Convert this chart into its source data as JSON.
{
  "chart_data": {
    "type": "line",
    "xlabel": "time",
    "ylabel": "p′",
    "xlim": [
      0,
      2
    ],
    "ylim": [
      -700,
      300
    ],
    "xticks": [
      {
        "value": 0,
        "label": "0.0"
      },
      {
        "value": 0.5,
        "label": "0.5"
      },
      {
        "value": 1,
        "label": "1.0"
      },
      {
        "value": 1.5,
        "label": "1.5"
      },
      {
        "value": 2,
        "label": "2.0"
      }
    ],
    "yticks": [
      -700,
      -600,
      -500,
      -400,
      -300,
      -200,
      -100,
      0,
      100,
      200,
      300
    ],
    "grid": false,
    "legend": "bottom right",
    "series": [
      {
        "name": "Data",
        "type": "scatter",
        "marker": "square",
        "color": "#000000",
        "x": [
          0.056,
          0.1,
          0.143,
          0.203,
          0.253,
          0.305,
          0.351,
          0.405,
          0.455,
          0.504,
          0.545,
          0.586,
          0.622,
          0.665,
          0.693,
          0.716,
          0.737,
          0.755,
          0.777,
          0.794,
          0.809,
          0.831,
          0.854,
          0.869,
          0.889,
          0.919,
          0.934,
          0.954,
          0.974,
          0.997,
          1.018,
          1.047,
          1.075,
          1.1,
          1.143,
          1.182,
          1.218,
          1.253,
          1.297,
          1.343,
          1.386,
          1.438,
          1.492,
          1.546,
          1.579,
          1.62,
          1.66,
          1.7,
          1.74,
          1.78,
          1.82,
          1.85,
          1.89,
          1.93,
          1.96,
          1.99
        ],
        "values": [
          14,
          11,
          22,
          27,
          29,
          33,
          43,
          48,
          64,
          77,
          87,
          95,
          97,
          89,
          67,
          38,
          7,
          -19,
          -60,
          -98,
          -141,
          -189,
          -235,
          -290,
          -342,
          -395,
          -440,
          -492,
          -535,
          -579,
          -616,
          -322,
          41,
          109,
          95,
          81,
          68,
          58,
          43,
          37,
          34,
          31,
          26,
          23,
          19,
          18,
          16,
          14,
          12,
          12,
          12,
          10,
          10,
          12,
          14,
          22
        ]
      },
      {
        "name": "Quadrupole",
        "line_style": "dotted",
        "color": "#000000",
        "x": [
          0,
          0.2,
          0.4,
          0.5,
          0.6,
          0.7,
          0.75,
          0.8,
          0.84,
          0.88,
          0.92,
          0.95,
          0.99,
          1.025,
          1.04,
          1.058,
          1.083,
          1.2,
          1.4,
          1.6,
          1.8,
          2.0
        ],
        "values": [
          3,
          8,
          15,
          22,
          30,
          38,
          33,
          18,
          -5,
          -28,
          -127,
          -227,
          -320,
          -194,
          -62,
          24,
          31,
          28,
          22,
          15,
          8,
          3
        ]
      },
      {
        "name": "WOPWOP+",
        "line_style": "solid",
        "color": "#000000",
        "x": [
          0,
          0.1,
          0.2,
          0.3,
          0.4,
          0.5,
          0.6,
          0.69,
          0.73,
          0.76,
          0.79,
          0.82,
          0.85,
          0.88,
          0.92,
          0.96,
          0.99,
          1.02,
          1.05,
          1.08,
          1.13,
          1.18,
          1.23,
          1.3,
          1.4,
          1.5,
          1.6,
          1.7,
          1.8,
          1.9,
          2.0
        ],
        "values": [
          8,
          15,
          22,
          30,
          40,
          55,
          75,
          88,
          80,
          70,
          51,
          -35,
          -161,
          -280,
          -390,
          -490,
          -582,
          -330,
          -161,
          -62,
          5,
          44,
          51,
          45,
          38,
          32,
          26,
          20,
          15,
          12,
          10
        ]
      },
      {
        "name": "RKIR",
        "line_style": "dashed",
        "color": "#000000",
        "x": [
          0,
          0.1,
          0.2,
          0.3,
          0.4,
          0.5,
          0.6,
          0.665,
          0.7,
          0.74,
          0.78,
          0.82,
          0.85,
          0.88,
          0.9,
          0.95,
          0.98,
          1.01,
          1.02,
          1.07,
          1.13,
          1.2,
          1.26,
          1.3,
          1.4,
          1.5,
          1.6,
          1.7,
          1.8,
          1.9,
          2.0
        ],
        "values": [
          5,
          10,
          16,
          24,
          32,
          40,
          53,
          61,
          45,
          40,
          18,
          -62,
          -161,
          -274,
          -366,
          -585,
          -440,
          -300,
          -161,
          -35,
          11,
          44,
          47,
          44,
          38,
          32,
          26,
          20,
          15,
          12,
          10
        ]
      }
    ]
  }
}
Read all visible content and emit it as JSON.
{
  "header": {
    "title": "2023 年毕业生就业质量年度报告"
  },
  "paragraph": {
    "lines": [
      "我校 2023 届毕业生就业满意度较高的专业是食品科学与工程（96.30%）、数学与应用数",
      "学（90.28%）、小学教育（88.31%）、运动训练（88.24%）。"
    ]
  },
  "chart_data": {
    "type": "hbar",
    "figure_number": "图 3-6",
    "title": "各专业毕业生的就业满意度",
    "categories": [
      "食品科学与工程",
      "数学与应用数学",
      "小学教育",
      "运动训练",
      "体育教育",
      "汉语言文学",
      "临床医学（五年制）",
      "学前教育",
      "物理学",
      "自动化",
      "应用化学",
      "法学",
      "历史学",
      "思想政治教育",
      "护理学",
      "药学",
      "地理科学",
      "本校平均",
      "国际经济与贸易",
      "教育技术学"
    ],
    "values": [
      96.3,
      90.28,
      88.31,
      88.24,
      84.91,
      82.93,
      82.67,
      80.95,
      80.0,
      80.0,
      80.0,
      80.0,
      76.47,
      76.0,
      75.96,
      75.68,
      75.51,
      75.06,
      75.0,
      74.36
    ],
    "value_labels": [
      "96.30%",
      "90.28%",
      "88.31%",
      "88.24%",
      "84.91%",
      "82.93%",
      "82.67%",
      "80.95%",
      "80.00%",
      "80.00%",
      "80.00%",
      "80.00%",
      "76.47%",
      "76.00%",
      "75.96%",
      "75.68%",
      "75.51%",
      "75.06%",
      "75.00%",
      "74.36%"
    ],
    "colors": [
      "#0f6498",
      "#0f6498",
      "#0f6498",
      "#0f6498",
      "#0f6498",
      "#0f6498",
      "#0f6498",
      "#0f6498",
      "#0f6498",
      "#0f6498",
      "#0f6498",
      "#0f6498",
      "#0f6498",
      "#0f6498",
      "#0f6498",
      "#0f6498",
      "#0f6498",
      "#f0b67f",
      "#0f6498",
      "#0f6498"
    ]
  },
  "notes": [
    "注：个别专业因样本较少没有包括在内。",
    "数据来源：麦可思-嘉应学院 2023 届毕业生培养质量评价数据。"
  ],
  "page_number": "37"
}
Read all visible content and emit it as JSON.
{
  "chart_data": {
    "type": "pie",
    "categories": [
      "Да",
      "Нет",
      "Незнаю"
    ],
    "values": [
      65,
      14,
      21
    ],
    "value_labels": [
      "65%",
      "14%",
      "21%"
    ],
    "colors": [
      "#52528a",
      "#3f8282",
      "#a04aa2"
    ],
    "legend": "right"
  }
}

* * *

WRITTEN PROBLEM: Your task is to reproduce the whole listing exactly.

WRITTEN RESPONSE:
Convert this chart into its source data as JSON.
{
  "chart_data": {
    "type": "line",
    "xlabel": "time",
    "ylabel": "p′",
    "xlim": [
      0,
      2
    ],
    "ylim": [
      -700,
      300
    ],
    "xticks": [
      {
        "value": 0,
        "label": "0.0"
      },
      {
        "value": 0.5,
        "label": "0.5"
      },
      {
        "value": 1,
        "label": "1.0"
      },
      {
        "value": 1.5,
        "label": "1.5"
      },
      {
        "value": 2,
        "label": "2.0"
      }
    ],
    "yticks": [
      -700,
      -600,
      -500,
      -400,
      -300,
      -200,
      -100,
      0,
      100,
      200,
      300
    ],
    "grid": false,
    "legend": "bottom right",
    "series": [
      {
        "name": "Data",
        "type": "scatter",
        "marker": "square",
        "color": "#000000",
        "x": [
          0.056,
          0.1,
          0.143,
          0.203,
          0.253,
          0.305,
          0.351,
          0.405,
          0.455,
          0.504,
          0.545,
          0.586,
          0.622,
          0.665,
          0.693,
          0.716,
          0.737,
          0.755,
          0.777,
          0.794,
          0.809,
          0.831,
          0.854,
          0.869,
          0.889,
          0.919,
          0.934,
          0.954,
          0.974,
          0.997,
          1.018,
          1.047,
          1.075,
          1.1,
          1.143,
          1.182,
          1.218,
          1.253,
          1.297,
          1.343,
          1.386,
          1.438,
          1.492,
          1.546,
          1.579,
          1.62,
          1.66,
          1.7,
          1.74,
          1.78,
          1.82,
          1.85,
          1.89,
          1.93,
          1.96,
          1.99
        ],
        "values": [
          14,
          11,
          22,
          27,
          29,
          33,
          43,
          48,
          64,
          77,
          87,
          95,
          97,
          89,
          67,
          38,
          7,
          -19,
          -60,
          -98,
          -141,
          -189,
          -235,
          -290,
          -342,
          -395,
          -440,
          -492,
          -535,
          -579,
          -616,
          -322,
          41,
          109,
          95,
          81,
          68,
          58,
          43,
          37,
          34,
          31,
          26,
          23,
          19,
          18,
          16,
          14,
          12,
          12,
          12,
          10,
          10,
          12,
          14,
          22
        ]
      },
      {
        "name": "Quadrupole",
        "line_style": "dotted",
        "color": "#000000",
        "x": [
          0,
          0.2,
          0.4,
          0.5,
          0.6,
          0.7,
          0.75,
          0.8,
          0.84,
          0.88,
          0.92,
          0.95,
          0.99,
          1.025,
          1.04,
          1.058,
          1.083,
          1.2,
          1.4,
          1.6,
          1.8,
          2.0
        ],
        "values": [
          3,
          8,
          15,
          22,
          30,
          38,
          33,
          18,
          -5,
          -28,
          -127,
          -227,
          -320,
          -194,
          -62,
          24,
          31,
          28,
          22,
          15,
          8,
          3
        ]
      },
      {
        "name": "WOPWOP+",
        "line_style": "solid",
        "color": "#000000",
        "x": [
          0,
          0.1,
          0.2,
          0.3,
          0.4,
          0.5,
          0.6,
          0.69,
          0.73,
          0.76,
          0.79,
          0.82,
          0.85,
          0.88,
          0.92,
          0.96,
          0.99,
          1.02,
          1.05,
          1.08,
          1.13,
          1.18,
          1.23,
          1.3,
          1.4,
          1.5,
          1.6,
          1.7,
          1.8,
          1.9,
          2.0
        ],
        "values": [
          8,
          15,
          22,
          30,
          40,
          55,
          75,
          88,
          80,
          70,
          51,
          -35,
          -161,
          -280,
          -390,
          -490,
          -582,
          -330,
          -161,
          -62,
          5,
          44,
          51,
          45,
          38,
          32,
          26,
          20,
          15,
          12,
          10
        ]
      },
      {
        "name": "RKIR",
        "line_style": "dashed",
        "color": "#000000",
        "x": [
          0,
          0.1,
          0.2,
          0.3,
          0.4,
          0.5,
          0.6,
          0.665,
          0.7,
          0.74,
          0.78,
          0.82,
          0.85,
          0.88,
          0.9,
          0.95,
          0.98,
          1.01,
          1.02,
          1.07,
          1.13,
          1.2,
          1.26,
          1.3,
          1.4,
          1.5,
          1.6,
          1.7,
          1.8,
          1.9,
          2.0
        ],
        "values": [
          5,
          10,
          16,
          24,
          32,
          40,
          53,
          61,
          45,
          40,
          18,
          -62,
          -161,
          -274,
          -366,
          -585,
          -440,
          -300,
          -161,
          -35,
          11,
          44,
          47,
          44,
          38,
          32,
          26,
          20,
          15,
          12,
          10
        ]
      }
    ]
  }
}
Read all visible content and emit it as JSON.
{
  "header": {
    "title": "2023 年毕业生就业质量年度报告"
  },
  "paragraph": {
    "lines": [
      "我校 2023 届毕业生就业满意度较高的专业是食品科学与工程（96.30%）、数学与应用数",
      "学（90.28%）、小学教育（88.31%）、运动训练（88.24%）。"
    ]
  },
  "chart_data": {
    "type": "hbar",
    "figure_number": "图 3-6",
    "title": "各专业毕业生的就业满意度",
    "categories": [
      "食品科学与工程",
      "数学与应用数学",
      "小学教育",
      "运动训练",
      "体育教育",
      "汉语言文学",
      "临床医学（五年制）",
      "学前教育",
      "物理学",
      "自动化",
      "应用化学",
      "法学",
      "历史学",
      "思想政治教育",
      "护理学",
      "药学",
      "地理科学",
      "本校平均",
      "国际经济与贸易",
      "教育技术学"
    ],
    "values": [
      96.3,
      90.28,
      88.31,
      88.24,
      84.91,
      82.93,
      82.67,
      80.95,
      80.0,
      80.0,
      80.0,
      80.0,
      76.47,
      76.0,
      75.96,
      75.68,
      75.51,
      75.06,
      75.0,
      74.36
    ],
    "value_labels": [
      "96.30%",
      "90.28%",
      "88.31%",
      "88.24%",
      "84.91%",
      "82.93%",
      "82.67%",
      "80.95%",
      "80.00%",
      "80.00%",
      "80.00%",
      "80.00%",
      "76.47%",
      "76.00%",
      "75.96%",
      "75.68%",
      "75.51%",
      "75.06%",
      "75.00%",
      "74.36%"
    ],
    "colors": [
      "#0f6498",
      "#0f6498",
      "#0f6498",
      "#0f6498",
      "#0f6498",
      "#0f6498",
      "#0f6498",
      "#0f6498",
      "#0f6498",
      "#0f6498",
      "#0f6498",
      "#0f6498",
      "#0f6498",
      "#0f6498",
      "#0f6498",
      "#0f6498",
      "#0f6498",
      "#f0b67f",
      "#0f6498",
      "#0f6498"
    ]
  },
  "notes": [
    "注：个别专业因样本较少没有包括在内。",
    "数据来源：麦可思-嘉应学院 2023 届毕业生培养质量评价数据。"
  ],
  "page_number": "37"
}
Read all visible content and emit it as JSON.
{
  "chart_data": {
    "type": "pie",
    "categories": [
      "Да",
      "Нет",
      "Незнаю"
    ],
    "values": [
      65,
      14,
      21
    ],
    "value_labels": [
      "65%",
      "14%",
      "21%"
    ],
    "colors": [
      "#52528a",
      "#3f8282",
      "#a04aa2"
    ],
    "legend": "right"
  }
}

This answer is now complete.